Given exercise: Please repeat all of the lines below word for word.

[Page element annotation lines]
....

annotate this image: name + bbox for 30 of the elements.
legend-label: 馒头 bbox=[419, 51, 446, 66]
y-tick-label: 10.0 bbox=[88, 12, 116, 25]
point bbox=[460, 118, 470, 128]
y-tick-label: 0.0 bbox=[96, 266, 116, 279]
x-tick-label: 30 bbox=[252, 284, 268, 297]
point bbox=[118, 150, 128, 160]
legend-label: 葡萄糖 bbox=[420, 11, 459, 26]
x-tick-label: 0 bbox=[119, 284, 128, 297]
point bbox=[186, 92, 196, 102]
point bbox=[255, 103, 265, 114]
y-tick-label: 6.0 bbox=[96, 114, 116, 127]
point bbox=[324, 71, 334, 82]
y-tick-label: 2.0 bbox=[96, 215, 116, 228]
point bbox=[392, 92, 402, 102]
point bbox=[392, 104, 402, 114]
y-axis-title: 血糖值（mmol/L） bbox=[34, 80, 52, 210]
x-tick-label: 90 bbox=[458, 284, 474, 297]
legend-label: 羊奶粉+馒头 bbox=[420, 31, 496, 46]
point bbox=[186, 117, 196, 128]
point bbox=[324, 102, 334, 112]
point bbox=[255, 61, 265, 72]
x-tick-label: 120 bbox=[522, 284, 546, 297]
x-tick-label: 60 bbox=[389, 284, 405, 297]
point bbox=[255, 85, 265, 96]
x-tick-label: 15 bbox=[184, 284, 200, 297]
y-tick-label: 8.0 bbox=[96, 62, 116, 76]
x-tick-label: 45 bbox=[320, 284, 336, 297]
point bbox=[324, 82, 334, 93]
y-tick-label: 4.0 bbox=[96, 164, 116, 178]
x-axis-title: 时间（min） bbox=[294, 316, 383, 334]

....

Response to the task:
annotate this image: name + bbox for 30 of the elements.
legend-label: 馒头 bbox=[419, 51, 446, 66]
y-tick-label: 10.0 bbox=[88, 12, 116, 25]
point bbox=[460, 118, 470, 128]
y-tick-label: 0.0 bbox=[96, 266, 116, 279]
x-tick-label: 30 bbox=[252, 284, 268, 297]
point bbox=[118, 150, 128, 160]
legend-label: 葡萄糖 bbox=[420, 11, 459, 26]
x-tick-label: 0 bbox=[119, 284, 128, 297]
point bbox=[186, 92, 196, 102]
point bbox=[255, 103, 265, 114]
y-tick-label: 6.0 bbox=[96, 114, 116, 127]
point bbox=[324, 71, 334, 82]
y-tick-label: 2.0 bbox=[96, 215, 116, 228]
point bbox=[392, 92, 402, 102]
point bbox=[392, 104, 402, 114]
y-axis-title: 血糖值（mmol/L） bbox=[34, 80, 52, 210]
x-tick-label: 90 bbox=[458, 284, 474, 297]
legend-label: 羊奶粉+馒头 bbox=[420, 31, 496, 46]
point bbox=[186, 117, 196, 128]
point bbox=[324, 102, 334, 112]
point bbox=[255, 61, 265, 72]
x-tick-label: 120 bbox=[522, 284, 546, 297]
x-tick-label: 60 bbox=[389, 284, 405, 297]
point bbox=[255, 85, 265, 96]
x-tick-label: 15 bbox=[184, 284, 200, 297]
y-tick-label: 8.0 bbox=[96, 62, 116, 76]
x-tick-label: 45 bbox=[320, 284, 336, 297]
point bbox=[324, 82, 334, 93]
y-tick-label: 4.0 bbox=[96, 164, 116, 178]
x-axis-title: 时间（min） bbox=[294, 316, 383, 334]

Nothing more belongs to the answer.